**EXERCISE INSTRUCTIONS**: Locate every line below that contains the string "一律视为无效志愿", and copy each of those lines.

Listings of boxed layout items
^^^^^^^^^^^^^^^^
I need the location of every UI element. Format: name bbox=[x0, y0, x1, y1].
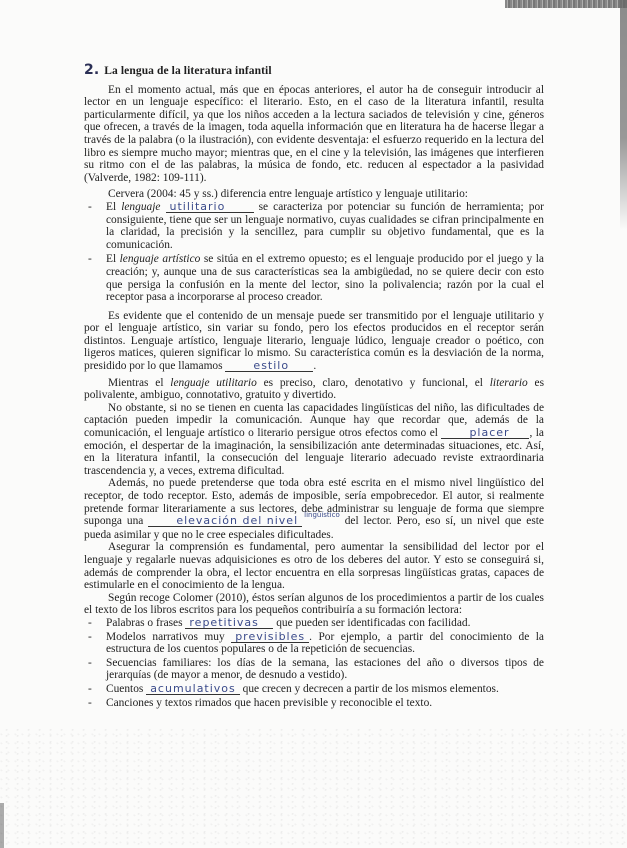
emphasis-term: lenguaje utilitario bbox=[170, 377, 257, 389]
list-item-canciones: Canciones y textos rimados que hacen pre… bbox=[106, 697, 544, 710]
section-number: 2. bbox=[84, 62, 99, 78]
section-title: La lengua de la literatura infantil bbox=[104, 65, 271, 77]
paragraph-cervera: Cervera (2004: 45 y ss.) diferencia entr… bbox=[84, 188, 544, 201]
handwritten-answer: acumulativos bbox=[146, 683, 240, 695]
list-item-repetitivas: Palabras o frases repetitivas que pueden… bbox=[106, 617, 544, 630]
item-text: Cuentos bbox=[106, 683, 146, 695]
item-text: Secuencias familiares: los días de la se… bbox=[106, 657, 544, 682]
item-text: Canciones y textos rimados que hacen pre… bbox=[106, 697, 432, 709]
item-text: Modelos narrativos muy bbox=[106, 631, 231, 643]
paragraph-intro: En el momento actual, más que en épocas … bbox=[84, 84, 544, 185]
paragraph-no-obstante: No obstante, si no se tienen en cuenta l… bbox=[84, 402, 544, 478]
list-item-previsibles: Modelos narrativos muy previsibles. Por … bbox=[106, 631, 544, 656]
handwritten-answer: elevación del nivel bbox=[148, 515, 302, 527]
list-item-secuencias: Secuencias familiares: los días de la se… bbox=[106, 657, 544, 682]
paragraph-ademas: Además, no puede pretenderse que toda ob… bbox=[84, 477, 544, 541]
procedures-list: Palabras o frases repetitivas que pueden… bbox=[84, 617, 544, 709]
emphasis-term: literario bbox=[490, 377, 528, 389]
handwritten-answer: placer bbox=[441, 427, 529, 439]
paragraph-colomer: Según recoge Colomer (2010), éstos sería… bbox=[84, 592, 544, 617]
handwritten-answer: estilo bbox=[225, 360, 313, 372]
paragraph-text: Mientras el bbox=[108, 377, 170, 389]
list-item-acumulativos: Cuentos acumulativos que crecen y decrec… bbox=[106, 683, 544, 696]
handwritten-note: lingüístico bbox=[304, 511, 340, 519]
scan-edge-shadow bbox=[620, 0, 627, 230]
item-text: Palabras o frases bbox=[106, 617, 185, 629]
handwritten-answer: previsibles bbox=[231, 631, 309, 643]
handwritten-answer: repetitivas bbox=[185, 617, 273, 629]
item-text: que crecen y decrecen a partir de los mi… bbox=[240, 683, 499, 695]
handwritten-answer: utilitario bbox=[166, 201, 254, 213]
document-page: 2. La lengua de la literatura infantil E… bbox=[84, 64, 544, 715]
paragraph-text: es preciso, claro, denotativo y funciona… bbox=[257, 377, 490, 389]
paragraph-asegurar: Asegurar la comprensión es fundamental, … bbox=[84, 541, 544, 591]
scan-noise bbox=[0, 728, 627, 848]
scan-corner-shadow bbox=[505, 0, 627, 8]
section-heading: 2. La lengua de la literatura infantil bbox=[84, 64, 544, 78]
list-item-artistico: El lenguaje artístico se sitúa en el ext… bbox=[106, 253, 544, 303]
item-prefix: El bbox=[106, 201, 121, 213]
item-term: lenguaje artístico bbox=[120, 253, 201, 265]
item-text: que pueden ser identificadas con facilid… bbox=[273, 617, 470, 629]
paragraph-contenido: Es evidente que el contenido de un mensa… bbox=[84, 310, 544, 373]
item-prefix: El bbox=[106, 253, 120, 265]
item-term: lenguaje bbox=[121, 201, 160, 213]
language-types-list: El lenguaje utilitario se caracteriza po… bbox=[84, 201, 544, 304]
paragraph-text: . bbox=[313, 360, 316, 372]
list-item-utilitario: El lenguaje utilitario se caracteriza po… bbox=[106, 201, 544, 251]
paragraph-mientras: Mientras el lenguaje utilitario es preci… bbox=[84, 377, 544, 402]
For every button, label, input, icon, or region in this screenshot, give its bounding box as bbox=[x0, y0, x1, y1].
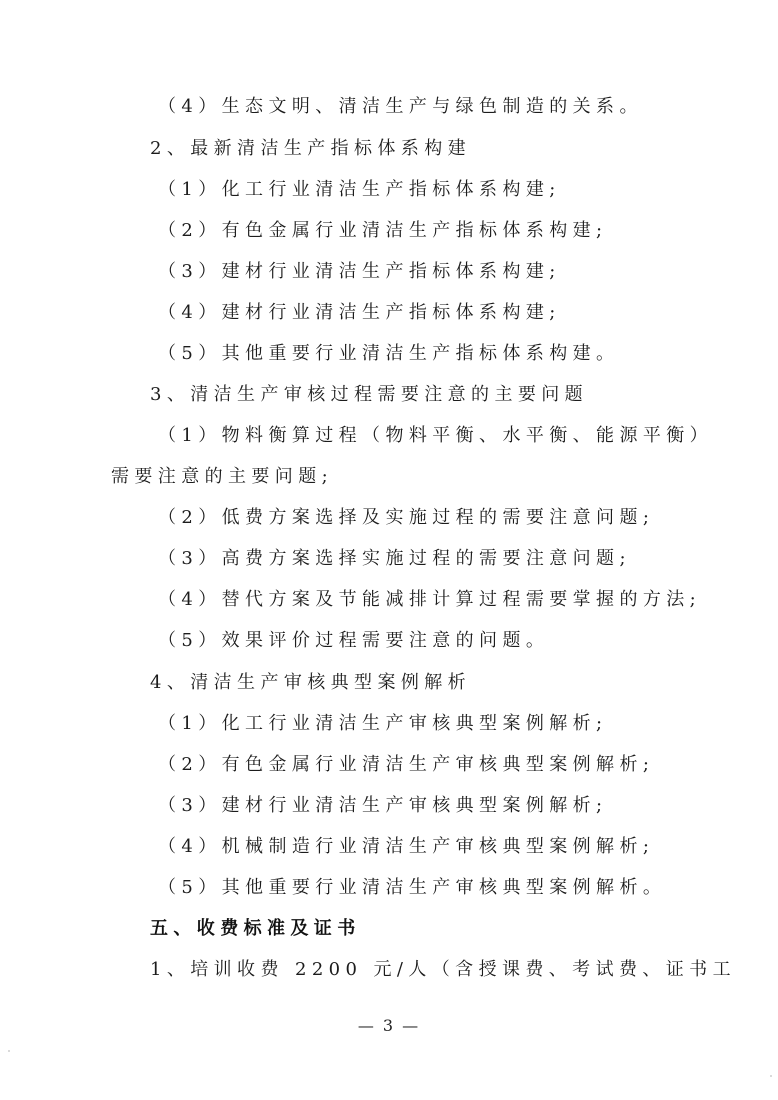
subsection-heading: 4、清洁生产审核典型案例解析 bbox=[150, 671, 471, 695]
scan-speck bbox=[770, 1075, 772, 1077]
list-item: （2）低费方案选择及实施过程的需要注意问题; bbox=[158, 506, 654, 530]
list-item: （3）建材行业清洁生产指标体系构建; bbox=[158, 260, 561, 284]
list-item: （5）其他重要行业清洁生产指标体系构建。 bbox=[158, 342, 619, 366]
list-item: （3）高费方案选择实施过程的需要注意问题; bbox=[158, 547, 631, 571]
list-item: （1）物料衡算过程（物料平衡、水平衡、能源平衡） bbox=[158, 424, 713, 448]
paragraph-line: 1、培训收费 2200 元/人（含授课费、考试费、证书工 bbox=[150, 958, 736, 982]
list-item: （4）机械制造行业清洁生产审核典型案例解析; bbox=[158, 835, 654, 859]
scan-speck bbox=[8, 1050, 10, 1052]
section-heading: 五、收费标准及证书 bbox=[150, 917, 361, 941]
subsection-heading: 2、最新清洁生产指标体系构建 bbox=[150, 137, 471, 161]
subsection-heading: 3、清洁生产审核过程需要注意的主要问题 bbox=[150, 383, 588, 407]
list-item: （2）有色金属行业清洁生产指标体系构建; bbox=[158, 219, 608, 243]
page-number: — 3 — bbox=[0, 1016, 778, 1035]
list-item: （5）其他重要行业清洁生产审核典型案例解析。 bbox=[158, 876, 666, 900]
list-item: （4）建材行业清洁生产指标体系构建; bbox=[158, 301, 561, 325]
list-item: （3）建材行业清洁生产审核典型案例解析; bbox=[158, 794, 608, 818]
list-item-continuation: 需要注意的主要问题; bbox=[111, 465, 333, 489]
list-item: （2）有色金属行业清洁生产审核典型案例解析; bbox=[158, 753, 654, 777]
list-item: （1）化工行业清洁生产指标体系构建; bbox=[158, 178, 561, 202]
list-item: （4）替代方案及节能减排计算过程需要掌握的方法; bbox=[158, 588, 701, 612]
document-page: （4）生态文明、清洁生产与绿色制造的关系。 2、最新清洁生产指标体系构建 （1）… bbox=[0, 0, 778, 1100]
list-item: （1）化工行业清洁生产审核典型案例解析; bbox=[158, 712, 608, 736]
list-item: （4）生态文明、清洁生产与绿色制造的关系。 bbox=[158, 95, 643, 119]
list-item: （5）效果评价过程需要注意的问题。 bbox=[158, 629, 549, 653]
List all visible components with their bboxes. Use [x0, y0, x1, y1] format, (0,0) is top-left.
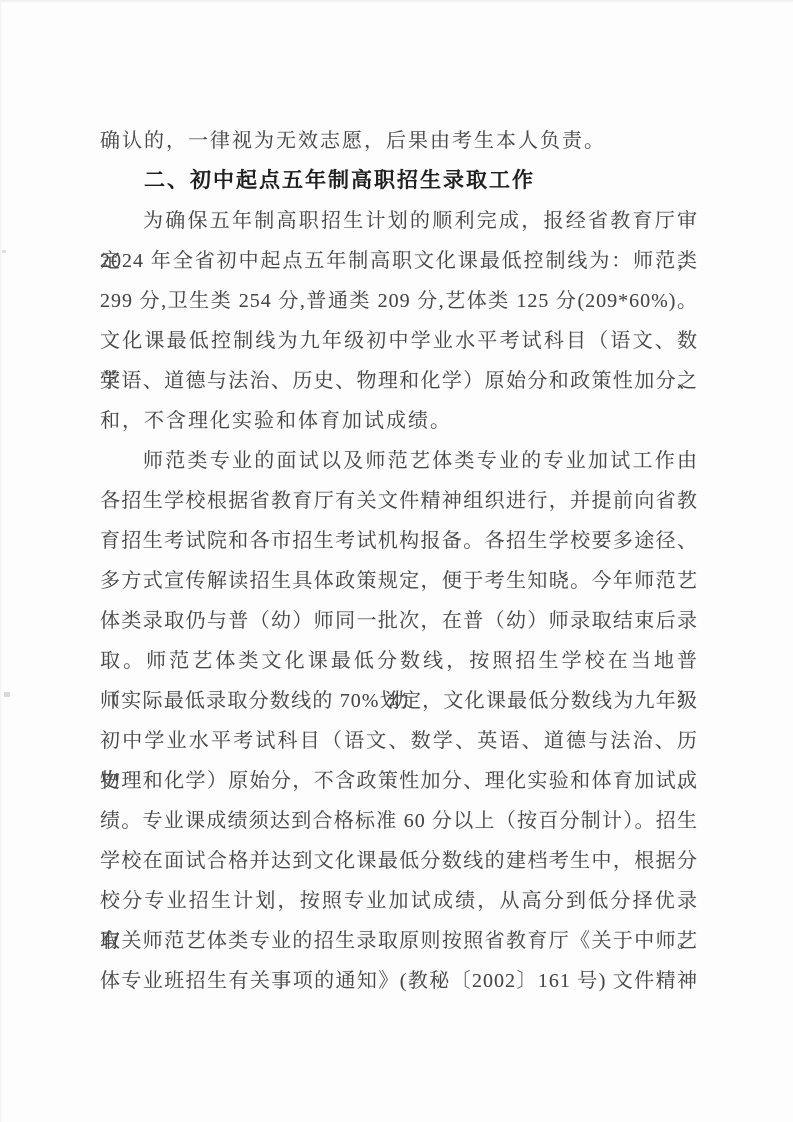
text-line: 体类录取仍与普（幼）师同一批次，在普（幼）师录取结束后录	[100, 601, 698, 641]
text-line: 校分专业招生计划，按照专业加试成绩，从高分到低分择优录取。	[100, 881, 698, 921]
text-line: 学校在面试合格并达到文化课最低分数线的建档考生中，根据分	[100, 841, 698, 881]
text-line: 有关师范艺体类专业的招生录取原则按照省教育厅《关于中师艺	[100, 921, 698, 961]
text-line: 和，不含理化实验和体育加试成绩。	[100, 401, 698, 441]
text-line: 为确保五年制高职招生计划的顺利完成，报经省教育厅审定，	[100, 201, 698, 241]
text-line: 师范类专业的面试以及师范艺体类专业的专业加试工作由	[100, 441, 698, 481]
text-line: 初中学业水平考试科目（语文、数学、英语、道德与法治、历史、	[100, 721, 698, 761]
scan-edge-left-artifact	[0, 0, 2, 1122]
text-line: 物理和化学）原始分，不含政策性加分、理化实验和体育加试成	[100, 761, 698, 801]
text-line: 2024 年全省初中起点五年制高职文化课最低控制线为：师范类	[100, 241, 698, 281]
text-line: 299 分,卫生类 254 分,普通类 209 分,艺体类 125 分(209*…	[100, 281, 698, 321]
document-page: 确认的，一律视为无效志愿，后果由考生本人负责。二、初中起点五年制高职招生录取工作…	[0, 0, 793, 1122]
section-heading: 二、初中起点五年制高职招生录取工作	[100, 161, 698, 201]
scan-speck-artifact	[4, 692, 10, 697]
scan-speck-artifact	[2, 250, 6, 253]
text-line: 体专业班招生有关事项的通知》(教秘〔2002〕161 号) 文件精神	[100, 961, 698, 1001]
text-line: 师实际最低录取分数线的 70%划定，文化课最低分数线为九年级	[100, 681, 698, 721]
document-text: 确认的，一律视为无效志愿，后果由考生本人负责。二、初中起点五年制高职招生录取工作…	[100, 121, 698, 1001]
text-line: 文化课最低控制线为九年级初中学业水平考试科目（语文、数学、	[100, 321, 698, 361]
scan-edge-top-artifact	[0, 0, 793, 3]
text-line: 多方式宣传解读招生具体政策规定，便于考生知晓。今年师范艺	[100, 561, 698, 601]
text-line: 绩。专业课成绩须达到合格标准 60 分以上（按百分制计）。招生	[100, 801, 698, 841]
text-line: 取。师范艺体类文化课最低分数线，按照招生学校在当地普（幼）	[100, 641, 698, 681]
text-line: 各招生学校根据省教育厅有关文件精神组织进行，并提前向省教	[100, 481, 698, 521]
text-line: 育招生考试院和各市招生考试机构报备。各招生学校要多途径、	[100, 521, 698, 561]
text-line: 确认的，一律视为无效志愿，后果由考生本人负责。	[100, 121, 698, 161]
text-line: 英语、道德与法治、历史、物理和化学）原始分和政策性加分之	[100, 361, 698, 401]
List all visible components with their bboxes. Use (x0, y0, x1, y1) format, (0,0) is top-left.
^^^^^^^^^^^^^^^^
**ANSWER FOR THIS EXERCISE**:
document-page: 确认的，一律视为无效志愿，后果由考生本人负责。二、初中起点五年制高职招生录取工作…	[0, 0, 793, 1122]
document-text: 确认的，一律视为无效志愿，后果由考生本人负责。二、初中起点五年制高职招生录取工作…	[100, 121, 698, 1001]
text-line: 确认的，一律视为无效志愿，后果由考生本人负责。	[100, 121, 698, 161]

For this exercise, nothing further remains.